Problem: Report how many lines in the listing below include the word "public". Write nothing besides the number.

***

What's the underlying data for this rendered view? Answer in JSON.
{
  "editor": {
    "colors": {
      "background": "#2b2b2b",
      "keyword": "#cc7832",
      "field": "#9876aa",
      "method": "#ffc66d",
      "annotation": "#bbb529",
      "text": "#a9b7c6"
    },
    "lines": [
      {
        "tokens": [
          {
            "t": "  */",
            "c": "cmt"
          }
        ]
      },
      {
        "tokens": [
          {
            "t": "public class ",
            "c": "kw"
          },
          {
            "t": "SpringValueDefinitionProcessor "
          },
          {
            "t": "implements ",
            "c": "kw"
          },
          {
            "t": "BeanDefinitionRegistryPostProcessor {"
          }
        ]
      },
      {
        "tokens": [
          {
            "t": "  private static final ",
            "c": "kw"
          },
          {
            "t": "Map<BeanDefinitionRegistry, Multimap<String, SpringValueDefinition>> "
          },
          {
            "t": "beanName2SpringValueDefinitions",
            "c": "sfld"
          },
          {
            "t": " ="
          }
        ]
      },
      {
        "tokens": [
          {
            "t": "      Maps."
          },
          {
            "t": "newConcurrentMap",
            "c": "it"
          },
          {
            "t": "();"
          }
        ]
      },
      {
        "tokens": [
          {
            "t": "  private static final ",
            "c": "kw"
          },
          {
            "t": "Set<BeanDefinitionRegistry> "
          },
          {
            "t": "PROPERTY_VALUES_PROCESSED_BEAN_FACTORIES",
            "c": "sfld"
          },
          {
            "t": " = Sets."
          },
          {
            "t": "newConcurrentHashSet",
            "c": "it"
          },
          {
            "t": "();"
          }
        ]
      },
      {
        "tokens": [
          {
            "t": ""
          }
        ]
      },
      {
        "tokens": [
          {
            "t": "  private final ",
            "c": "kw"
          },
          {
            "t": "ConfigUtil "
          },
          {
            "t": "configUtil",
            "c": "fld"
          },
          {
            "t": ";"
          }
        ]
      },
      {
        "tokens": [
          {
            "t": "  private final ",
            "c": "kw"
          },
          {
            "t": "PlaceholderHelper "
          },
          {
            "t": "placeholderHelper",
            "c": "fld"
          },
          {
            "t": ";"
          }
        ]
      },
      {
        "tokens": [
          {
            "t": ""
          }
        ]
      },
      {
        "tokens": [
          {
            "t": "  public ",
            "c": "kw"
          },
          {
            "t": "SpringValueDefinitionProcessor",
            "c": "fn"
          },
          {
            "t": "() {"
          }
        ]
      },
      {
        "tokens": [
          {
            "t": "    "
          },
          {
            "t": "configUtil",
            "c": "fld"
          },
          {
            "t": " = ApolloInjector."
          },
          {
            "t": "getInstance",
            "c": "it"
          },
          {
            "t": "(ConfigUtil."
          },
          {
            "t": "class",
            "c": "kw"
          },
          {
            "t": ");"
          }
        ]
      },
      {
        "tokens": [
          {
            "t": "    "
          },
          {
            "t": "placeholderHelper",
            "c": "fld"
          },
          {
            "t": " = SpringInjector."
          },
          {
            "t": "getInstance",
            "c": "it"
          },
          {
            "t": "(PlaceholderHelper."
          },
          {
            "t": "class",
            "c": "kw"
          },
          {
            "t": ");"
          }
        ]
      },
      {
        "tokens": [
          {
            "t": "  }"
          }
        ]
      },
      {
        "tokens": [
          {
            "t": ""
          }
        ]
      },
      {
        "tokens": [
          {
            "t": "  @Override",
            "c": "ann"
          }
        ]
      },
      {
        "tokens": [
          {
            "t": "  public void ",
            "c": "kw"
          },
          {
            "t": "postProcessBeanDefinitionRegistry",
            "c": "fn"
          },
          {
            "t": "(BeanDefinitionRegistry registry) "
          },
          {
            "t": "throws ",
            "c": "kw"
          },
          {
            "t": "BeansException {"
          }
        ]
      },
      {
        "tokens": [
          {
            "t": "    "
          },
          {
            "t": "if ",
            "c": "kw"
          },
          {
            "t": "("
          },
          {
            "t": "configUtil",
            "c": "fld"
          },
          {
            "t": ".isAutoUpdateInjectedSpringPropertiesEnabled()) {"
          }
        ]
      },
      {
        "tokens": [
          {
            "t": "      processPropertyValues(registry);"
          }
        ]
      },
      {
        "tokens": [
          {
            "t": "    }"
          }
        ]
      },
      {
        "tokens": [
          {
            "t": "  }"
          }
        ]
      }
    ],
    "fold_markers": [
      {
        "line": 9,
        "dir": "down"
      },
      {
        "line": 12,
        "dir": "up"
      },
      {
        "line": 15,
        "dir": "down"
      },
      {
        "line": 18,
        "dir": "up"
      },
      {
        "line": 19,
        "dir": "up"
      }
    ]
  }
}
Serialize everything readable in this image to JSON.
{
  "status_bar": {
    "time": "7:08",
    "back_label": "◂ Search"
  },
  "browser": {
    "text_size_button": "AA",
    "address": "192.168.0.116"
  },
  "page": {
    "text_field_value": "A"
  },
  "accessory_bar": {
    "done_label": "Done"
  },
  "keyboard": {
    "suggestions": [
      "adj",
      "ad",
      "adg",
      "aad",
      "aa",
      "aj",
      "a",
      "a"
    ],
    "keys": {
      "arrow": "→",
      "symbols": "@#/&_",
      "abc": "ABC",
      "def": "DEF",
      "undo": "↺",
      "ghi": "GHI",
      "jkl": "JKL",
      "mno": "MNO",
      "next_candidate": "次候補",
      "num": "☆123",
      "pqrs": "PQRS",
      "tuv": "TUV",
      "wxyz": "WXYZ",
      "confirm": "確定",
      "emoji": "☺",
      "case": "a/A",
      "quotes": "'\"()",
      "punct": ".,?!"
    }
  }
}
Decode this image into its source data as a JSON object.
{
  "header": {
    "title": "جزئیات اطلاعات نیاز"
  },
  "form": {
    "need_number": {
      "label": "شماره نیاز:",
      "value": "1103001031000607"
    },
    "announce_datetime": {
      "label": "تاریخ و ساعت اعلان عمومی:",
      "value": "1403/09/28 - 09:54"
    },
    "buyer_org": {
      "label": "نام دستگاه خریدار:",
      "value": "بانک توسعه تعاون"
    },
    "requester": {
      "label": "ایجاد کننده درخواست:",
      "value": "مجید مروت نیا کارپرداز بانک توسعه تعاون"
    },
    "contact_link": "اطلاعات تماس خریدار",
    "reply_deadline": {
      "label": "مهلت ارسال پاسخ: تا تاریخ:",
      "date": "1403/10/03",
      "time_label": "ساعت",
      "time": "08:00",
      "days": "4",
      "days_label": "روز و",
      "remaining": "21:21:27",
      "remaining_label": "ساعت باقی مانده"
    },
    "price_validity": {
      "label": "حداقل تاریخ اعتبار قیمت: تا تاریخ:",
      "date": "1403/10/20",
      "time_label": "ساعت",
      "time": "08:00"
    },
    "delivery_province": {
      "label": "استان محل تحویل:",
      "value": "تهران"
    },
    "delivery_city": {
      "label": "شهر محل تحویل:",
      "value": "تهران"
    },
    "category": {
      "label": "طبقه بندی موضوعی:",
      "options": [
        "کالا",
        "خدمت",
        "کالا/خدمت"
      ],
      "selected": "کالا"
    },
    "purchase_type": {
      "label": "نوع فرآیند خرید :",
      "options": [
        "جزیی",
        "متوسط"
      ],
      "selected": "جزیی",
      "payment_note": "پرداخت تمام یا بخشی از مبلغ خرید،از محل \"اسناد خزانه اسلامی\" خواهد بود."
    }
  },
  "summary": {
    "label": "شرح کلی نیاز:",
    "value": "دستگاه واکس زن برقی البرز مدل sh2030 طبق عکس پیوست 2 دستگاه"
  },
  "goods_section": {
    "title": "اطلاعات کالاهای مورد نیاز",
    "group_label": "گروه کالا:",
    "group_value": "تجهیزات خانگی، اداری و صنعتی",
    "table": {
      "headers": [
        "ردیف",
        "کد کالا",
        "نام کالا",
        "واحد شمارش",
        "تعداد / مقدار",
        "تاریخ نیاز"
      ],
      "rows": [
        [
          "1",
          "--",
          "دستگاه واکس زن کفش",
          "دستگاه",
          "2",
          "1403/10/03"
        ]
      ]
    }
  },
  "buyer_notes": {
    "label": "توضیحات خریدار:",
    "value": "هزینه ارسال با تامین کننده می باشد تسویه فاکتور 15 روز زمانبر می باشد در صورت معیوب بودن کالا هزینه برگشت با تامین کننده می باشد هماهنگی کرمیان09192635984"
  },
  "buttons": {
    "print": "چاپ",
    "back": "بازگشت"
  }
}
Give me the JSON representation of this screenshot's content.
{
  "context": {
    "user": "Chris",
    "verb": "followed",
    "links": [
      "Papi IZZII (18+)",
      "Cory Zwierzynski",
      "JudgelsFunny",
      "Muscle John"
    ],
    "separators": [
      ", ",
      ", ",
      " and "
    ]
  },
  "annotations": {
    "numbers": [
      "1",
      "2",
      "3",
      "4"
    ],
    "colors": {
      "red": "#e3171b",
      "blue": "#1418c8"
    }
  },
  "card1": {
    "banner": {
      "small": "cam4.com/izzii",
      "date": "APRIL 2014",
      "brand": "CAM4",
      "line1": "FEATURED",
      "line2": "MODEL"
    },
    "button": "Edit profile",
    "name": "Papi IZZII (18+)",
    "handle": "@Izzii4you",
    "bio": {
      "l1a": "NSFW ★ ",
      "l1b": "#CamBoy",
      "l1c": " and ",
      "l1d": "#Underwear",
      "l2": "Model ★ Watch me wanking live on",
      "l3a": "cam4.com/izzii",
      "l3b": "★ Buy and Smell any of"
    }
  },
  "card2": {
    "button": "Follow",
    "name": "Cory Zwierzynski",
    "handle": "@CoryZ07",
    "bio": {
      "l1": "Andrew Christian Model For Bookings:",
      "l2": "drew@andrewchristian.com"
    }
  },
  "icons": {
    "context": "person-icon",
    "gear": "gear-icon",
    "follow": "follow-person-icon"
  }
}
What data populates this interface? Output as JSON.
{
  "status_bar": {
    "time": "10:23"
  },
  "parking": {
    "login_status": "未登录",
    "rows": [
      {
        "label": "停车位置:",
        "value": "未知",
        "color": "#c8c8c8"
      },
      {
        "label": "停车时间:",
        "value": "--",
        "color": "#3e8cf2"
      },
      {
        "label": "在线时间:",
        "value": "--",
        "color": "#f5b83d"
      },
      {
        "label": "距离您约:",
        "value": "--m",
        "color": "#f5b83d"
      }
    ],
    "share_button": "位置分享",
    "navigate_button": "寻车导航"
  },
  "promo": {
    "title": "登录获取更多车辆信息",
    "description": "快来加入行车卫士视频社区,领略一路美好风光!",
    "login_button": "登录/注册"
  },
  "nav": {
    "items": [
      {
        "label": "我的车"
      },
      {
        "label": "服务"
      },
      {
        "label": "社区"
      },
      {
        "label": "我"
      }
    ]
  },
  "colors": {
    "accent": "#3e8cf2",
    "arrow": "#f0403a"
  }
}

***

Task output: 3